- **Information given**
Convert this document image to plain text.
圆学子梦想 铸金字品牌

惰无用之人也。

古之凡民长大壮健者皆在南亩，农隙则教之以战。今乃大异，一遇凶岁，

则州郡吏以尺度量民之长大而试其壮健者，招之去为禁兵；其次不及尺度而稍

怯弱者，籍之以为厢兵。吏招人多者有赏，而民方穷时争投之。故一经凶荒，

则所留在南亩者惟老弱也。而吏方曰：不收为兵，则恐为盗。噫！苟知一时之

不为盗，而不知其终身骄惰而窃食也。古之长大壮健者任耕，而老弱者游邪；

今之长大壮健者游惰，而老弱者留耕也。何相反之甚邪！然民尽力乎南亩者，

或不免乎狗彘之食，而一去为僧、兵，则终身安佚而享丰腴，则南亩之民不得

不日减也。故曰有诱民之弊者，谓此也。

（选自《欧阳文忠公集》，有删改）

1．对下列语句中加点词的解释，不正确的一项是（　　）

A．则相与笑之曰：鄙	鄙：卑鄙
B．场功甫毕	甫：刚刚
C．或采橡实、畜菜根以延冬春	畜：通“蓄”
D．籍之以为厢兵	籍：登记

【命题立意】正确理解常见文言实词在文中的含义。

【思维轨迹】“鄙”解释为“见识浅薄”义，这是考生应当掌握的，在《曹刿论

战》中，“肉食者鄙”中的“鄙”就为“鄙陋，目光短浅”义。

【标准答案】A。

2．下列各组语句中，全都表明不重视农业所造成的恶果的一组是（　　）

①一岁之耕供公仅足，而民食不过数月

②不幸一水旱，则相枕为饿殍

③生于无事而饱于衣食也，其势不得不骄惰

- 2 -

==

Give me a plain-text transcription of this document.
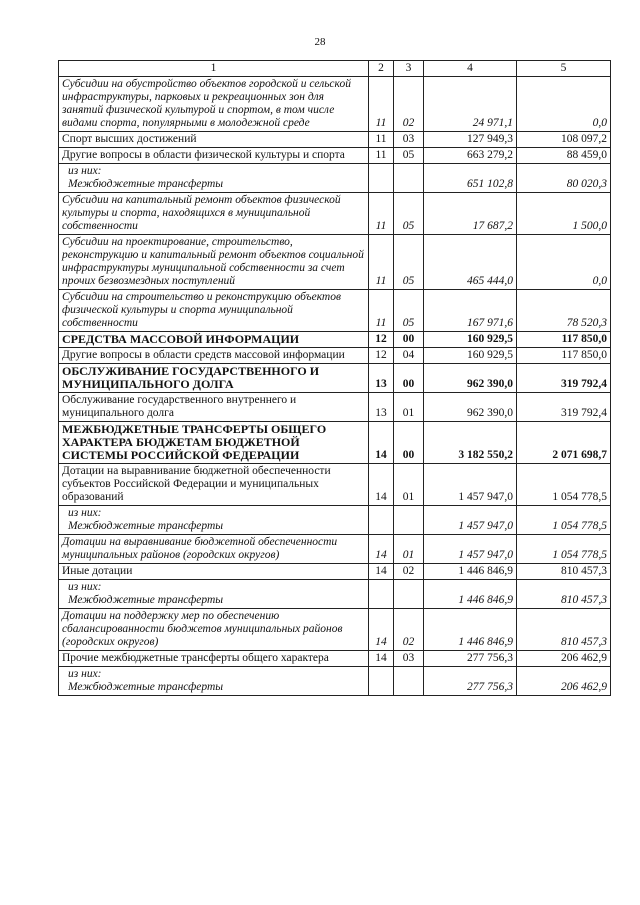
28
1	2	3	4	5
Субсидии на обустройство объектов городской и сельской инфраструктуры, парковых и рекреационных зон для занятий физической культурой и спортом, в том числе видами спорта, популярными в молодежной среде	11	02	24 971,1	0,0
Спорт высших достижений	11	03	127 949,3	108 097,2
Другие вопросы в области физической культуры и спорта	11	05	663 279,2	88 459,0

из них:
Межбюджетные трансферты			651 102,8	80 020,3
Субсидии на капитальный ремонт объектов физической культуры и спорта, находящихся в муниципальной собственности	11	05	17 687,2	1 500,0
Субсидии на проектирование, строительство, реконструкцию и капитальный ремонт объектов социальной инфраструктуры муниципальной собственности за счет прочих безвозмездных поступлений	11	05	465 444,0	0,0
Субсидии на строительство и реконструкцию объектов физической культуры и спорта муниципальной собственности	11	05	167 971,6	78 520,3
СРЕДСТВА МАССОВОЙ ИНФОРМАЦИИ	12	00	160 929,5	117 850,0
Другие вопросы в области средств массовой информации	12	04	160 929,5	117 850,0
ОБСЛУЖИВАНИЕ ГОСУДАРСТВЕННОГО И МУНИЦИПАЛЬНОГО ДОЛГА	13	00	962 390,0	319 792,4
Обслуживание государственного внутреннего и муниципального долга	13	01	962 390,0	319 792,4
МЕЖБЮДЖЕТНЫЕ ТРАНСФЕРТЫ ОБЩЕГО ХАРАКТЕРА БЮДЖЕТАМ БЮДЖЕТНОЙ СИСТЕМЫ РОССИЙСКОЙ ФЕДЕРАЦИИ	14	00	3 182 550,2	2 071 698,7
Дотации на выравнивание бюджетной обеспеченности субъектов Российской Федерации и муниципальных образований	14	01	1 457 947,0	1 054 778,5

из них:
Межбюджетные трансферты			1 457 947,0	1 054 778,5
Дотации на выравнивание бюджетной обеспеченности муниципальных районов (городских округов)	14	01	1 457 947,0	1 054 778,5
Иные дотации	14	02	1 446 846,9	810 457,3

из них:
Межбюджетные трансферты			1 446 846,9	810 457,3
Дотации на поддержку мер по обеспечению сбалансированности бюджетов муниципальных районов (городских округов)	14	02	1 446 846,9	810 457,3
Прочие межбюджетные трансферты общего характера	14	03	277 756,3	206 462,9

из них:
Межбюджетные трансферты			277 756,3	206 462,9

- **Given task**
Go through the records line by line and count those containing the string "округов". Give only the total.

- **Task response**
2